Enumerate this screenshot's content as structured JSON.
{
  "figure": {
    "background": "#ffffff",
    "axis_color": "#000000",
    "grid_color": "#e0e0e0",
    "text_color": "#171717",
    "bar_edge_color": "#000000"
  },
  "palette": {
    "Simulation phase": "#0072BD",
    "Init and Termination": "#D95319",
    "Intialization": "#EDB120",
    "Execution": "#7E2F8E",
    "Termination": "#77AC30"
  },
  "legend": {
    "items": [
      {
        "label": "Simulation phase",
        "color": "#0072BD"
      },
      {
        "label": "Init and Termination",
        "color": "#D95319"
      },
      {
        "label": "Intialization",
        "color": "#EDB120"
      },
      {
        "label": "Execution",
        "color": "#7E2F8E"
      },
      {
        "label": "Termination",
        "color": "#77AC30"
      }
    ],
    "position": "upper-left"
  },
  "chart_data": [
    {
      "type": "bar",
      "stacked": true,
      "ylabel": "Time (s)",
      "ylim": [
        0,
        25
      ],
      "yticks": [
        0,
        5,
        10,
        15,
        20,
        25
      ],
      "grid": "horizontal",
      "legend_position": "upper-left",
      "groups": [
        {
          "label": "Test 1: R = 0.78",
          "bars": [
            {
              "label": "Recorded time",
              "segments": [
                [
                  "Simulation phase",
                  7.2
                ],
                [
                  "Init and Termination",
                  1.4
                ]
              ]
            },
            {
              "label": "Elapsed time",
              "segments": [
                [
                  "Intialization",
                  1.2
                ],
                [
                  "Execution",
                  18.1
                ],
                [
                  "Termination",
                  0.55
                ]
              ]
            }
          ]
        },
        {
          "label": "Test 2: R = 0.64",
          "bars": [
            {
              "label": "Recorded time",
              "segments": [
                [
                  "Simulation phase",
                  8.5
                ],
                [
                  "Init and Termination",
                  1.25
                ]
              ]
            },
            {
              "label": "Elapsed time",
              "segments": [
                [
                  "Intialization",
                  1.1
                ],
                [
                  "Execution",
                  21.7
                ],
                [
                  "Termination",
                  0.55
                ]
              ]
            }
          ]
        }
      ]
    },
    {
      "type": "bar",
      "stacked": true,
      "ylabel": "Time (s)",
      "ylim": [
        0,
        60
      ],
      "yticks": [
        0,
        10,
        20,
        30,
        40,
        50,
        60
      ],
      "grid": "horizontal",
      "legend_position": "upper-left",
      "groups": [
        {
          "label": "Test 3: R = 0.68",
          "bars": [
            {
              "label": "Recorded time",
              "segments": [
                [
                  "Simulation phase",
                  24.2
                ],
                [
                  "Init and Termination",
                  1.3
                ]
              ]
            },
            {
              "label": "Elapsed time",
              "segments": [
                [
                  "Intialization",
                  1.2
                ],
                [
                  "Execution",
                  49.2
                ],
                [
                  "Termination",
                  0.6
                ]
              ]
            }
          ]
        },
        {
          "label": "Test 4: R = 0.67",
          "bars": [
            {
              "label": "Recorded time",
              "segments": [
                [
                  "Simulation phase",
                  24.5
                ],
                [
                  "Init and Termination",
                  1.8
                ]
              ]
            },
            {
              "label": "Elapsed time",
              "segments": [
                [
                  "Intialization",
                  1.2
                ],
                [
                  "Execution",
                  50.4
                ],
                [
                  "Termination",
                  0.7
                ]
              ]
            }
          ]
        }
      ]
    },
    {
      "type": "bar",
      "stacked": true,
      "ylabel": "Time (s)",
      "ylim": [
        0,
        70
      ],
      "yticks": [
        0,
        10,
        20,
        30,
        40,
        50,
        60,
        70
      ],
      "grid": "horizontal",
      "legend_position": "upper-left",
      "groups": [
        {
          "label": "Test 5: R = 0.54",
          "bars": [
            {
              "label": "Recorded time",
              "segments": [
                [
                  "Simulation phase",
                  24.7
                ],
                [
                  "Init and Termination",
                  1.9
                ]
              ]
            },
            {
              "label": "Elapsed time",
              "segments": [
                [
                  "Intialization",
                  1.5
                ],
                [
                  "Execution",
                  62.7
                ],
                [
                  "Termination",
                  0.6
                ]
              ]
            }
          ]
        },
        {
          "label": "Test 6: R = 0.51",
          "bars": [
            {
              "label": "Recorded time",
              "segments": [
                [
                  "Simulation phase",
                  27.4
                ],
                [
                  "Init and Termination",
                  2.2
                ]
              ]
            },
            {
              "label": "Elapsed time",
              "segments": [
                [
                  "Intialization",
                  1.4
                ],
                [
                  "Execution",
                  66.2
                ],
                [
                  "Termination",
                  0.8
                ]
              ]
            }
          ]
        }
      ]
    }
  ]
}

### Stated task
Return the material in full, exactly as shown.

### Solution to this task
Enumerate this screenshot's content as structured JSON.
{
  "figure": {
    "background": "#ffffff",
    "axis_color": "#000000",
    "grid_color": "#e0e0e0",
    "text_color": "#171717",
    "bar_edge_color": "#000000"
  },
  "palette": {
    "Simulation phase": "#0072BD",
    "Init and Termination": "#D95319",
    "Intialization": "#EDB120",
    "Execution": "#7E2F8E",
    "Termination": "#77AC30"
  },
  "legend": {
    "items": [
      {
        "label": "Simulation phase",
        "color": "#0072BD"
      },
      {
        "label": "Init and Termination",
        "color": "#D95319"
      },
      {
        "label": "Intialization",
        "color": "#EDB120"
      },
      {
        "label": "Execution",
        "color": "#7E2F8E"
      },
      {
        "label": "Termination",
        "color": "#77AC30"
      }
    ],
    "position": "upper-left"
  },
  "chart_data": [
    {
      "type": "bar",
      "stacked": true,
      "ylabel": "Time (s)",
      "ylim": [
        0,
        25
      ],
      "yticks": [
        0,
        5,
        10,
        15,
        20,
        25
      ],
      "grid": "horizontal",
      "legend_position": "upper-left",
      "groups": [
        {
          "label": "Test 1: R = 0.78",
          "bars": [
            {
              "label": "Recorded time",
              "segments": [
                [
                  "Simulation phase",
                  7.2
                ],
                [
                  "Init and Termination",
                  1.4
                ]
              ]
            },
            {
              "label": "Elapsed time",
              "segments": [
                [
                  "Intialization",
                  1.2
                ],
                [
                  "Execution",
                  18.1
                ],
                [
                  "Termination",
                  0.55
                ]
              ]
            }
          ]
        },
        {
          "label": "Test 2: R = 0.64",
          "bars": [
            {
              "label": "Recorded time",
              "segments": [
                [
                  "Simulation phase",
                  8.5
                ],
                [
                  "Init and Termination",
                  1.25
                ]
              ]
            },
            {
              "label": "Elapsed time",
              "segments": [
                [
                  "Intialization",
                  1.1
                ],
                [
                  "Execution",
                  21.7
                ],
                [
                  "Termination",
                  0.55
                ]
              ]
            }
          ]
        }
      ]
    },
    {
      "type": "bar",
      "stacked": true,
      "ylabel": "Time (s)",
      "ylim": [
        0,
        60
      ],
      "yticks": [
        0,
        10,
        20,
        30,
        40,
        50,
        60
      ],
      "grid": "horizontal",
      "legend_position": "upper-left",
      "groups": [
        {
          "label": "Test 3: R = 0.68",
          "bars": [
            {
              "label": "Recorded time",
              "segments": [
                [
                  "Simulation phase",
                  24.2
                ],
                [
                  "Init and Termination",
                  1.3
                ]
              ]
            },
            {
              "label": "Elapsed time",
              "segments": [
                [
                  "Intialization",
                  1.2
                ],
                [
                  "Execution",
                  49.2
                ],
                [
                  "Termination",
                  0.6
                ]
              ]
            }
          ]
        },
        {
          "label": "Test 4: R = 0.67",
          "bars": [
            {
              "label": "Recorded time",
              "segments": [
                [
                  "Simulation phase",
                  24.5
                ],
                [
                  "Init and Termination",
                  1.8
                ]
              ]
            },
            {
              "label": "Elapsed time",
              "segments": [
                [
                  "Intialization",
                  1.2
                ],
                [
                  "Execution",
                  50.4
                ],
                [
                  "Termination",
                  0.7
                ]
              ]
            }
          ]
        }
      ]
    },
    {
      "type": "bar",
      "stacked": true,
      "ylabel": "Time (s)",
      "ylim": [
        0,
        70
      ],
      "yticks": [
        0,
        10,
        20,
        30,
        40,
        50,
        60,
        70
      ],
      "grid": "horizontal",
      "legend_position": "upper-left",
      "groups": [
        {
          "label": "Test 5: R = 0.54",
          "bars": [
            {
              "label": "Recorded time",
              "segments": [
                [
                  "Simulation phase",
                  24.7
                ],
                [
                  "Init and Termination",
                  1.9
                ]
              ]
            },
            {
              "label": "Elapsed time",
              "segments": [
                [
                  "Intialization",
                  1.5
                ],
                [
                  "Execution",
                  62.7
                ],
                [
                  "Termination",
                  0.6
                ]
              ]
            }
          ]
        },
        {
          "label": "Test 6: R = 0.51",
          "bars": [
            {
              "label": "Recorded time",
              "segments": [
                [
                  "Simulation phase",
                  27.4
                ],
                [
                  "Init and Termination",
                  2.2
                ]
              ]
            },
            {
              "label": "Elapsed time",
              "segments": [
                [
                  "Intialization",
                  1.4
                ],
                [
                  "Execution",
                  66.2
                ],
                [
                  "Termination",
                  0.8
                ]
              ]
            }
          ]
        }
      ]
    }
  ]
}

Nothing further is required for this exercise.